>>>
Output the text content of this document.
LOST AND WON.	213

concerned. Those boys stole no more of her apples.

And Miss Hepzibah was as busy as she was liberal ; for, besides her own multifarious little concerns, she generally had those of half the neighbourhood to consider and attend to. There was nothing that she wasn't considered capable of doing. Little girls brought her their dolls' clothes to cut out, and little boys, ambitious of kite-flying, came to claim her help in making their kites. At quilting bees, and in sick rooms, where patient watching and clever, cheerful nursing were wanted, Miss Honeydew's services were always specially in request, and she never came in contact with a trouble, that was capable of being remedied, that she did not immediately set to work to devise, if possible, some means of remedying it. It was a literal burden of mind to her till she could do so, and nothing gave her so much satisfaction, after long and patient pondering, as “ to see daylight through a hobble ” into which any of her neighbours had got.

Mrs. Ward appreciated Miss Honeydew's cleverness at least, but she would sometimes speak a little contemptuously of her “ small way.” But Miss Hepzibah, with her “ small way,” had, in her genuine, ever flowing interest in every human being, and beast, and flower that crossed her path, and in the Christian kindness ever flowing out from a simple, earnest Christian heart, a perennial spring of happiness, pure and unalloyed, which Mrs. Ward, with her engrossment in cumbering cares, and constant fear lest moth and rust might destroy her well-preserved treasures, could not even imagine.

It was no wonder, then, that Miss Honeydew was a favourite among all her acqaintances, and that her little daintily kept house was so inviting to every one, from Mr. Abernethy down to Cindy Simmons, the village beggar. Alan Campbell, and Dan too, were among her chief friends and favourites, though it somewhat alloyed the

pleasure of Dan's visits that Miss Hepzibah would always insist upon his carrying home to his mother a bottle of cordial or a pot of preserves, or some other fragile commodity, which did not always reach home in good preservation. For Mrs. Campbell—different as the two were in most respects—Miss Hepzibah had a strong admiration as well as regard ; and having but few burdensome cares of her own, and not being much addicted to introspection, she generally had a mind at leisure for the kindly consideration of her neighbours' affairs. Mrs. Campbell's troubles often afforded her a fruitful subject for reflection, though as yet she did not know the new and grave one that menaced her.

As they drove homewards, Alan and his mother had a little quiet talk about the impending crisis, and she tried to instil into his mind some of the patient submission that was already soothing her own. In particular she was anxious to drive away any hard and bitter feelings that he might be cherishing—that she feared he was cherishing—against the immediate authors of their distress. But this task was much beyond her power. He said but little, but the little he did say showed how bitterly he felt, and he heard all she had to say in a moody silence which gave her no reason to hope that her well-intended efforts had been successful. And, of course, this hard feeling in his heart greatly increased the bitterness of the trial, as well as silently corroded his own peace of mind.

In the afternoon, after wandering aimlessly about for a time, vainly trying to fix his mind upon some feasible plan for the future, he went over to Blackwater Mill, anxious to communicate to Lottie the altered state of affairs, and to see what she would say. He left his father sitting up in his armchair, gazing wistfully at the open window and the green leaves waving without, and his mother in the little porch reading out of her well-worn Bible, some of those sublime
<<<
**DIRECTIONS:** Gather, from the listing above, every line carrying the word "generally".

**EXERCISE RESPONSE:**
And Miss Hepzibah was as busy as she was liberal ; for, besides her own multifarious little concerns, she generally had those of half the neighbourhood to consider and attend to. There was nothing that she wasn't considered capable of doing. Little girls brought her their dolls' clothes to cut out, and little boys, ambitious of kite-flying, came to claim her help in making their kites. At quilting bees, and in sick rooms, where patient watching and clever, cheerful nursing were wanted, Miss Honeydew's services were always specially in request, and she never came in contact with a trouble, that was capable of being remedied, that she did not immediately set to work to devise, if possible, some means of remedying it. It was a literal burden of mind to her till she could do so, and nothing gave her so much satisfaction, after long and patient pondering, as “ to see daylight through a hobble ” into which any of her neighbours had got.
pleasure of Dan's visits that Miss Hepzibah would always insist upon his carrying home to his mother a bottle of cordial or a pot of preserves, or some other fragile commodity, which did not always reach home in good preservation. For Mrs. Campbell—different as the two were in most respects—Miss Hepzibah had a strong admiration as well as regard ; and having but few burdensome cares of her own, and not being much addicted to introspection, she generally had a mind at leisure for the kindly consideration of her neighbours' affairs. Mrs. Campbell's troubles often afforded her a fruitful subject for reflection, though as yet she did not know the new and grave one that menaced her.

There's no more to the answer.